- **PROBLEM TO WORK ON**
Scan the data beneath this task and copy each line that includes "formats".
##### DATA SHOWN #####
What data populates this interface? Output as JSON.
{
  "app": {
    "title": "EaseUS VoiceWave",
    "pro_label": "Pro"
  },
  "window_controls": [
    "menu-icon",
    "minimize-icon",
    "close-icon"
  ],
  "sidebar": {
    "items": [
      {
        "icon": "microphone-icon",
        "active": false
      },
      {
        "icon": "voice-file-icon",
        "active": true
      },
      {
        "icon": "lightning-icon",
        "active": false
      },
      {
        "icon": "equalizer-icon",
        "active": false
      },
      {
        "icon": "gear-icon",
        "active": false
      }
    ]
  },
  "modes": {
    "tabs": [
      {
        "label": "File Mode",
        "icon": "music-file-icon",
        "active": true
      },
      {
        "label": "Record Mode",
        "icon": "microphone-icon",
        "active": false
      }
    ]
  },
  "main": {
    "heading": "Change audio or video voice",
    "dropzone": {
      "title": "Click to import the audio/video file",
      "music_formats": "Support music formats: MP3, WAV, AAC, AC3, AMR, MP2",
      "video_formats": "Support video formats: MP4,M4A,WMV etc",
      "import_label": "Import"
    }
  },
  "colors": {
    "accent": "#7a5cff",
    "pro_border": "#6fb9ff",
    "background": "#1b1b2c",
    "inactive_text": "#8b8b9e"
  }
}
#####
- **TASK SOLUTION**
      "music_formats": "Support music formats: MP3, WAV, AAC, AC3, AMR, MP2",
      "video_formats": "Support video formats: MP4,M4A,WMV etc",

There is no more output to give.